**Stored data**
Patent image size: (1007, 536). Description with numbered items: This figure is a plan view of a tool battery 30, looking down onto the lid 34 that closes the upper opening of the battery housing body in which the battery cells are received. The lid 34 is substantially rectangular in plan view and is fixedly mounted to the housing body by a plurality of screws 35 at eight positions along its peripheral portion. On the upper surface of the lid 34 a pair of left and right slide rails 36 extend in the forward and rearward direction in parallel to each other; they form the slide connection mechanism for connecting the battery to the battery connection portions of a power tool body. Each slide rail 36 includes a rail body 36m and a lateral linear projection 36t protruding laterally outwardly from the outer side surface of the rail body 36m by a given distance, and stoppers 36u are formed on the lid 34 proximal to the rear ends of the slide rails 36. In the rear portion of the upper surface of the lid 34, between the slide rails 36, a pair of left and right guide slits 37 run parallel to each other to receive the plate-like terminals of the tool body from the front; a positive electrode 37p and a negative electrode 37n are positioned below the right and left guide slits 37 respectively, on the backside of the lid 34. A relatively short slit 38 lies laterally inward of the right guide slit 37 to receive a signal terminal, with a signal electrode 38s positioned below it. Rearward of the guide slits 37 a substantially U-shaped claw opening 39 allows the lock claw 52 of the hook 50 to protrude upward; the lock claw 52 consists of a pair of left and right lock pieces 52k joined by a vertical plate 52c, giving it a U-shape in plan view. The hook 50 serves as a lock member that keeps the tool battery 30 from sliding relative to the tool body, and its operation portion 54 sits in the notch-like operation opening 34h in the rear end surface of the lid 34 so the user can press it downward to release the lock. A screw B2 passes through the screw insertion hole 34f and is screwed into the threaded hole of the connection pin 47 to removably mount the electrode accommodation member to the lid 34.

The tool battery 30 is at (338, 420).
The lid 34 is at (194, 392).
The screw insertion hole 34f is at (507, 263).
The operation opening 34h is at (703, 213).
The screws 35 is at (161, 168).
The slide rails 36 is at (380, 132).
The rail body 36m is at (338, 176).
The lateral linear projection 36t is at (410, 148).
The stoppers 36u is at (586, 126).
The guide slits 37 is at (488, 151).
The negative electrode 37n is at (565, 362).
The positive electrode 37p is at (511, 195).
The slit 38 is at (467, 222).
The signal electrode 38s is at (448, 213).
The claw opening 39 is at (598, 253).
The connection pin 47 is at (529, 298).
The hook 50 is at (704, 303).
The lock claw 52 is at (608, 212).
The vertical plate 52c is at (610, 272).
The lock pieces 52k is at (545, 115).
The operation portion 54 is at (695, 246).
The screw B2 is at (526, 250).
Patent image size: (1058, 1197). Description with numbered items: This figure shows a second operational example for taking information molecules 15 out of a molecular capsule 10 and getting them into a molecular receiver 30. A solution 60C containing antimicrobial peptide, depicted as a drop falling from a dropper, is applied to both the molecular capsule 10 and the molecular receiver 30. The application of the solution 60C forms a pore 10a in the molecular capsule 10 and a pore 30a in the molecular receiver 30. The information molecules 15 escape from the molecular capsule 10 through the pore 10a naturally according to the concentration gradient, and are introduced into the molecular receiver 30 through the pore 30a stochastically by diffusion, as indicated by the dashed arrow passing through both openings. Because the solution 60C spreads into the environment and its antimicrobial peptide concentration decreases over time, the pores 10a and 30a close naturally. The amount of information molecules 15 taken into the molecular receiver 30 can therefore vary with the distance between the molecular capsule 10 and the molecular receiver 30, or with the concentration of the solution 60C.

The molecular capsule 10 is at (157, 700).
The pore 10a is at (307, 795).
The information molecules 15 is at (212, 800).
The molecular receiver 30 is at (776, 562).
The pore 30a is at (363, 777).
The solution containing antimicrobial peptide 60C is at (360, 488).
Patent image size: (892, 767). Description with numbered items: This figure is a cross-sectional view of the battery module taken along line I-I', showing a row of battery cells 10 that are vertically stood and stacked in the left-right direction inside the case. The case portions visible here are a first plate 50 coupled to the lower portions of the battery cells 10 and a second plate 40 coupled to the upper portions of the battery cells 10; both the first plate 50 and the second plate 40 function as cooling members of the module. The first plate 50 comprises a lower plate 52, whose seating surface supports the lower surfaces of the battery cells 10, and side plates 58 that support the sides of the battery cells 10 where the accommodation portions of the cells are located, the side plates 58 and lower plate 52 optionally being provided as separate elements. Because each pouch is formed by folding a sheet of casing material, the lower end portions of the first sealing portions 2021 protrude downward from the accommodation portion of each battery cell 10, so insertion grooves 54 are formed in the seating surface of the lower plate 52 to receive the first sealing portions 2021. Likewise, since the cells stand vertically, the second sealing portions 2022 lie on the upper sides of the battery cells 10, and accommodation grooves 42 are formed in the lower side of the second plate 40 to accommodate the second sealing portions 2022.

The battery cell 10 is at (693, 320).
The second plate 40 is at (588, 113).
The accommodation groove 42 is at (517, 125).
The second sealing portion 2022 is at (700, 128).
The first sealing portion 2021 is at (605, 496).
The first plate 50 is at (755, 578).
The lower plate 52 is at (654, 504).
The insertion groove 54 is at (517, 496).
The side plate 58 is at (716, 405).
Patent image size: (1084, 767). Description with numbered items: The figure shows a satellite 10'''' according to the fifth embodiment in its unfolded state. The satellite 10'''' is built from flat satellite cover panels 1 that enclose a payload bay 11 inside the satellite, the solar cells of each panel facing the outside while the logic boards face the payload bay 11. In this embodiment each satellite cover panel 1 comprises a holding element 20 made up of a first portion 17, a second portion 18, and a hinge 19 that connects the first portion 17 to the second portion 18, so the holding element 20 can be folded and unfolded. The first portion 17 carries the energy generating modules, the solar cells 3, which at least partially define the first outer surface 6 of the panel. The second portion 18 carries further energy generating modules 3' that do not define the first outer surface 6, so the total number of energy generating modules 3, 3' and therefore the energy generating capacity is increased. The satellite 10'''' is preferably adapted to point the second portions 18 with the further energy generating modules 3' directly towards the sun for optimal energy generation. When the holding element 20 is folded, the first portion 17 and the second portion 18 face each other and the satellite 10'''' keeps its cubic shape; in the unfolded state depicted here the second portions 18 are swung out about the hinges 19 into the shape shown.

**About this exercise**
Every single entry is to be retyped exactly.

**Response area**
Patent image size: (1007, 536). Description with numbered items: This figure is a plan view of a tool battery 30, looking down onto the lid 34 that closes the upper opening of the battery housing body in which the battery cells are received. The lid 34 is substantially rectangular in plan view and is fixedly mounted to the housing body by a plurality of screws 35 at eight positions along its peripheral portion. On the upper surface of the lid 34 a pair of left and right slide rails 36 extend in the forward and rearward direction in parallel to each other; they form the slide connection mechanism for connecting the battery to the battery connection portions of a power tool body. Each slide rail 36 includes a rail body 36m and a lateral linear projection 36t protruding laterally outwardly from the outer side surface of the rail body 36m by a given distance, and stoppers 36u are formed on the lid 34 proximal to the rear ends of the slide rails 36. In the rear portion of the upper surface of the lid 34, between the slide rails 36, a pair of left and right guide slits 37 run parallel to each other to receive the plate-like terminals of the tool body from the front; a positive electrode 37p and a negative electrode 37n are positioned below the right and left guide slits 37 respectively, on the backside of the lid 34. A relatively short slit 38 lies laterally inward of the right guide slit 37 to receive a signal terminal, with a signal electrode 38s positioned below it. Rearward of the guide slits 37 a substantially U-shaped claw opening 39 allows the lock claw 52 of the hook 50 to protrude upward; the lock claw 52 consists of a pair of left and right lock pieces 52k joined by a vertical plate 52c, giving it a U-shape in plan view. The hook 50 serves as a lock member that keeps the tool battery 30 from sliding relative to the tool body, and its operation portion 54 sits in the notch-like operation opening 34h in the rear end surface of the lid 34 so the user can press it downward to release the lock. A screw B2 passes through the screw insertion hole 34f and is screwed into the threaded hole of the connection pin 47 to removably mount the electrode accommodation member to the lid 34.

The tool battery 30 is at (338, 420).
The lid 34 is at (194, 392).
The screw insertion hole 34f is at (507, 263).
The operation opening 34h is at (703, 213).
The screws 35 is at (161, 168).
The slide rails 36 is at (380, 132).
The rail body 36m is at (338, 176).
The lateral linear projection 36t is at (410, 148).
The stoppers 36u is at (586, 126).
The guide slits 37 is at (488, 151).
The negative electrode 37n is at (565, 362).
The positive electrode 37p is at (511, 195).
The slit 38 is at (467, 222).
The signal electrode 38s is at (448, 213).
The claw opening 39 is at (598, 253).
The connection pin 47 is at (529, 298).
The hook 50 is at (704, 303).
The lock claw 52 is at (608, 212).
The vertical plate 52c is at (610, 272).
The lock pieces 52k is at (545, 115).
The operation portion 54 is at (695, 246).
The screw B2 is at (526, 250).
Patent image size: (1058, 1197). Description with numbered items: This figure shows a second operational example for taking information molecules 15 out of a molecular capsule 10 and getting them into a molecular receiver 30. A solution 60C containing antimicrobial peptide, depicted as a drop falling from a dropper, is applied to both the molecular capsule 10 and the molecular receiver 30. The application of the solution 60C forms a pore 10a in the molecular capsule 10 and a pore 30a in the molecular receiver 30. The information molecules 15 escape from the molecular capsule 10 through the pore 10a naturally according to the concentration gradient, and are introduced into the molecular receiver 30 through the pore 30a stochastically by diffusion, as indicated by the dashed arrow passing through both openings. Because the solution 60C spreads into the environment and its antimicrobial peptide concentration decreases over time, the pores 10a and 30a close naturally. The amount of information molecules 15 taken into the molecular receiver 30 can therefore vary with the distance between the molecular capsule 10 and the molecular receiver 30, or with the concentration of the solution 60C.

The molecular capsule 10 is at (157, 700).
The pore 10a is at (307, 795).
The information molecules 15 is at (212, 800).
The molecular receiver 30 is at (776, 562).
The pore 30a is at (363, 777).
The solution containing antimicrobial peptide 60C is at (360, 488).
Patent image size: (892, 767). Description with numbered items: This figure is a cross-sectional view of the battery module taken along line I-I', showing a row of battery cells 10 that are vertically stood and stacked in the left-right direction inside the case. The case portions visible here are a first plate 50 coupled to the lower portions of the battery cells 10 and a second plate 40 coupled to the upper portions of the battery cells 10; both the first plate 50 and the second plate 40 function as cooling members of the module. The first plate 50 comprises a lower plate 52, whose seating surface supports the lower surfaces of the battery cells 10, and side plates 58 that support the sides of the battery cells 10 where the accommodation portions of the cells are located, the side plates 58 and lower plate 52 optionally being provided as separate elements. Because each pouch is formed by folding a sheet of casing material, the lower end portions of the first sealing portions 2021 protrude downward from the accommodation portion of each battery cell 10, so insertion grooves 54 are formed in the seating surface of the lower plate 52 to receive the first sealing portions 2021. Likewise, since the cells stand vertically, the second sealing portions 2022 lie on the upper sides of the battery cells 10, and accommodation grooves 42 are formed in the lower side of the second plate 40 to accommodate the second sealing portions 2022.

The battery cell 10 is at (693, 320).
The second plate 40 is at (588, 113).
The accommodation groove 42 is at (517, 125).
The second sealing portion 2022 is at (700, 128).
The first sealing portion 2021 is at (605, 496).
The first plate 50 is at (755, 578).
The lower plate 52 is at (654, 504).
The insertion groove 54 is at (517, 496).
The side plate 58 is at (716, 405).
Patent image size: (1084, 767). Description with numbered items: The figure shows a satellite 10'''' according to the fifth embodiment in its unfolded state. The satellite 10'''' is built from flat satellite cover panels 1 that enclose a payload bay 11 inside the satellite, the solar cells of each panel facing the outside while the logic boards face the payload bay 11. In this embodiment each satellite cover panel 1 comprises a holding element 20 made up of a first portion 17, a second portion 18, and a hinge 19 that connects the first portion 17 to the second portion 18, so the holding element 20 can be folded and unfolded. The first portion 17 carries the energy generating modules, the solar cells 3, which at least partially define the first outer surface 6 of the panel. The second portion 18 carries further energy generating modules 3' that do not define the first outer surface 6, so the total number of energy generating modules 3, 3' and therefore the energy generating capacity is increased. The satellite 10'''' is preferably adapted to point the second portions 18 with the further energy generating modules 3' directly towards the sun for optimal energy generation. When the holding element 20 is folded, the first portion 17 and the second portion 18 face each other and the satellite 10'''' keeps its cubic shape; in the unfolded state depicted here the second portions 18 are swung out about the hinges 19 into the shape shown.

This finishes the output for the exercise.